┌──
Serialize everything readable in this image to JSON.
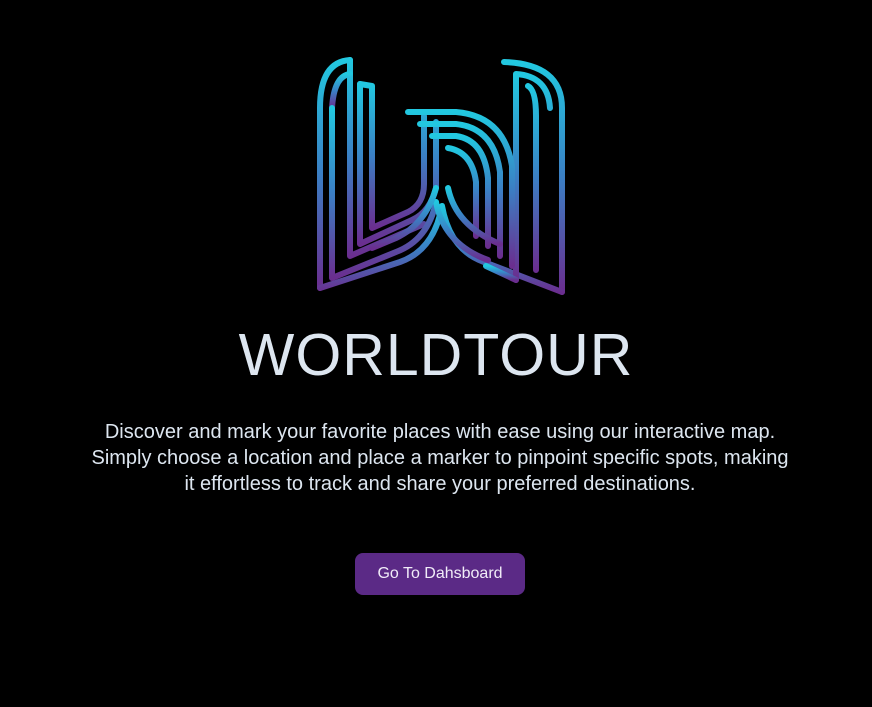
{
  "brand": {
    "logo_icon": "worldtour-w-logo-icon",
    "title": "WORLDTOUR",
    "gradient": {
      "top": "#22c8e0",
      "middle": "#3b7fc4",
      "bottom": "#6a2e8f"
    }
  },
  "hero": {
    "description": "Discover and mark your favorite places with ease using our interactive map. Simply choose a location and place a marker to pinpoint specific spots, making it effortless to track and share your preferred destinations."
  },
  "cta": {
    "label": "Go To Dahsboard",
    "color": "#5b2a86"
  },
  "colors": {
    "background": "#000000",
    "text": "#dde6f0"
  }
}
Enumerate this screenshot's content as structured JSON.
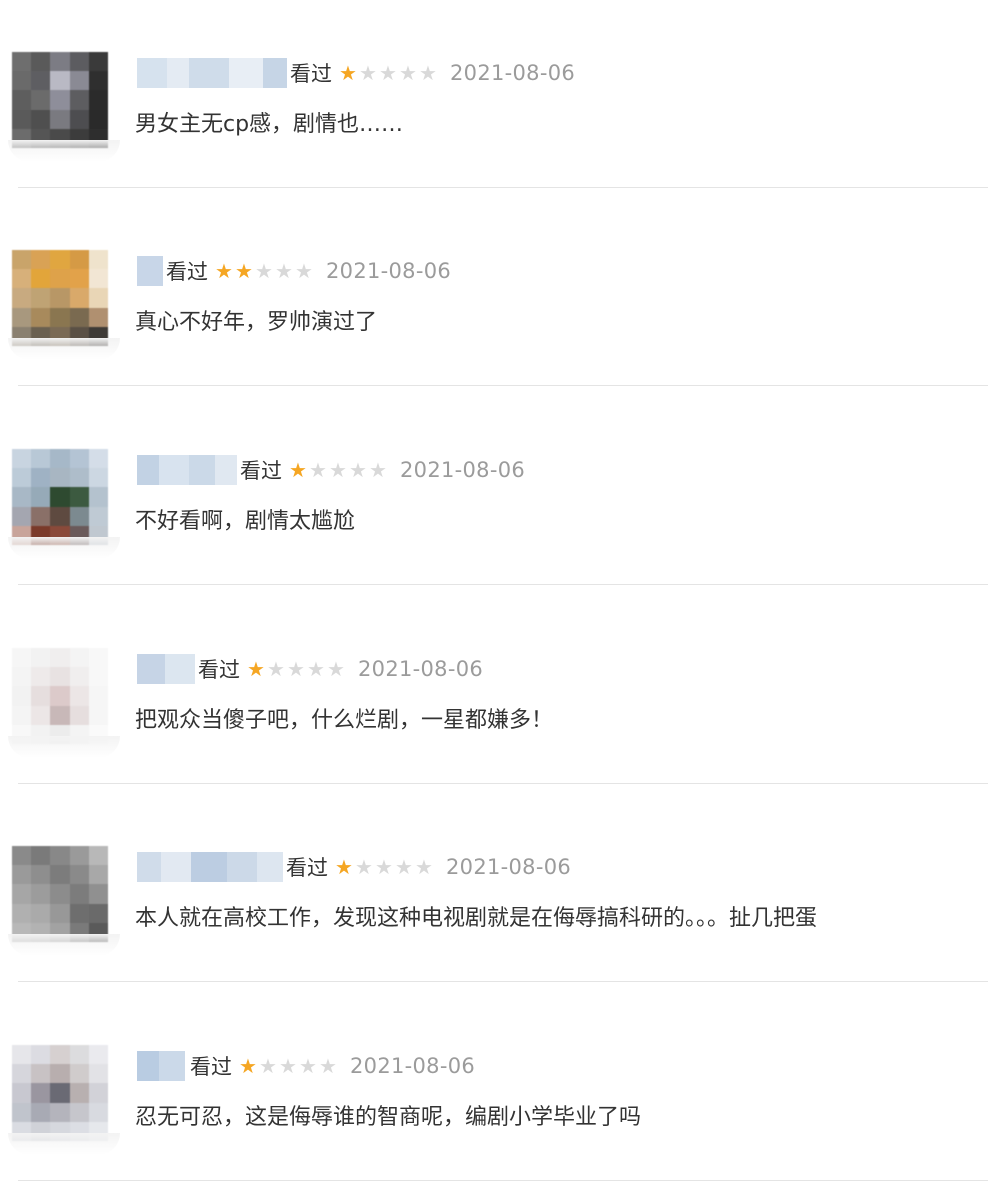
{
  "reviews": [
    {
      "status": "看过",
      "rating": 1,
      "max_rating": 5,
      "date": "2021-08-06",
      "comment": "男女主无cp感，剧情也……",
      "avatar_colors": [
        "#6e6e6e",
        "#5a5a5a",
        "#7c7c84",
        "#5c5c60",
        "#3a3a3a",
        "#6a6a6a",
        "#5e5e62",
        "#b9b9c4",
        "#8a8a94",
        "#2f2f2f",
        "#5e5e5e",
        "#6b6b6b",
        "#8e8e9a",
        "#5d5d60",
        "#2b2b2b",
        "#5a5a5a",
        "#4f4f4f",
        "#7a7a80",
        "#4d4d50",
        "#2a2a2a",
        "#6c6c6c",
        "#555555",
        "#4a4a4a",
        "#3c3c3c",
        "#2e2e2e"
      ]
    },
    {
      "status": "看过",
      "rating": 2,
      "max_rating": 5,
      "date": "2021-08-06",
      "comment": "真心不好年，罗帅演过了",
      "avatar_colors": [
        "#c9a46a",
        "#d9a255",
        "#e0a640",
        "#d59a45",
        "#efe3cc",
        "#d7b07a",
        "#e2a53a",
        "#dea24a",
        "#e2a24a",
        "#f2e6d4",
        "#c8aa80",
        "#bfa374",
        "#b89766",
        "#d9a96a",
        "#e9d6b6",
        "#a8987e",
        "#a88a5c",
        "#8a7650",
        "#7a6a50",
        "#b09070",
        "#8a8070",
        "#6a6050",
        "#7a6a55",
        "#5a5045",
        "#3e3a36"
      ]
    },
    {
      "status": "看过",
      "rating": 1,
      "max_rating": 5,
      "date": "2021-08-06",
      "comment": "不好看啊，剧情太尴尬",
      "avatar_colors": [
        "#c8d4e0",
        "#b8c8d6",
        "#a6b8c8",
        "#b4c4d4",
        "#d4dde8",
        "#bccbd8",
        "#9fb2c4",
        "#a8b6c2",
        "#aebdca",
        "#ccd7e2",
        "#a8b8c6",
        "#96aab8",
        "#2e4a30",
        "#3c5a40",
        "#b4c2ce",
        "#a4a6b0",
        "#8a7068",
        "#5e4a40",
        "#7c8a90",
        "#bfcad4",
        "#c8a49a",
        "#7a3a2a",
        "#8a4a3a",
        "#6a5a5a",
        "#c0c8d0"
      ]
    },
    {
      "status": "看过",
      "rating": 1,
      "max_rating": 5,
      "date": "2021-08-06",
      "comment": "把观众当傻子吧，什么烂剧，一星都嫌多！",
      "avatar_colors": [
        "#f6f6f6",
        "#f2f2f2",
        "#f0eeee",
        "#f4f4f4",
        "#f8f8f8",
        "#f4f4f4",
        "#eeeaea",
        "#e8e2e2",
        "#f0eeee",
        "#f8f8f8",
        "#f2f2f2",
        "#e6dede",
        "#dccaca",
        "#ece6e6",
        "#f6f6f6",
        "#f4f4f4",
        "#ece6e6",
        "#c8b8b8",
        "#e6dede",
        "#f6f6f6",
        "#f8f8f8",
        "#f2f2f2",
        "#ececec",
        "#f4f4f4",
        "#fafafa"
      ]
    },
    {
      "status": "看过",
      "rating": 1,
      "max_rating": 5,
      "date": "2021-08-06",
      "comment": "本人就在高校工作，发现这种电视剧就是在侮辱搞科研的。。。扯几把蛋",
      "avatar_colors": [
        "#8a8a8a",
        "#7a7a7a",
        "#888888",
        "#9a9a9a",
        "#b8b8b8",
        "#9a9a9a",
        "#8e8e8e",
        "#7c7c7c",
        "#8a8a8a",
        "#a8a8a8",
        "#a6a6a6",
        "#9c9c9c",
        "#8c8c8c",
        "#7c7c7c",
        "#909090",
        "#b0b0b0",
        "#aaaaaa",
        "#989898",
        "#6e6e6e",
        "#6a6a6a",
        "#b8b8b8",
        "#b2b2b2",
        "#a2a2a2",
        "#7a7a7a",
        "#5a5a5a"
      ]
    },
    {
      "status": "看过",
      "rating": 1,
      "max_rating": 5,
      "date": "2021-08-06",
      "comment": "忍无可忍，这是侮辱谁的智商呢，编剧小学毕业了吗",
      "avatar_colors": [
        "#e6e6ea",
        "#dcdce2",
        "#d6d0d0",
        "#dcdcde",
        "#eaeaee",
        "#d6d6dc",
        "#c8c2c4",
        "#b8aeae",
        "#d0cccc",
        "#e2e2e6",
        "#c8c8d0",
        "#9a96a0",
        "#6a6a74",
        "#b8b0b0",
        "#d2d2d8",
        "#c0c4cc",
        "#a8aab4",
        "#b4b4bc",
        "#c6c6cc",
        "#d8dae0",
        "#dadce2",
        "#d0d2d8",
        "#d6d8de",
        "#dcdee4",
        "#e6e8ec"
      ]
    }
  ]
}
└──
THE REQUEST: Identify the lines in the entries that hold "JSON" and return each one.

THE COMPLETED TASK:
Serialize everything readable in this image to JSON.
Enumerate this screenshot's content as structured JSON.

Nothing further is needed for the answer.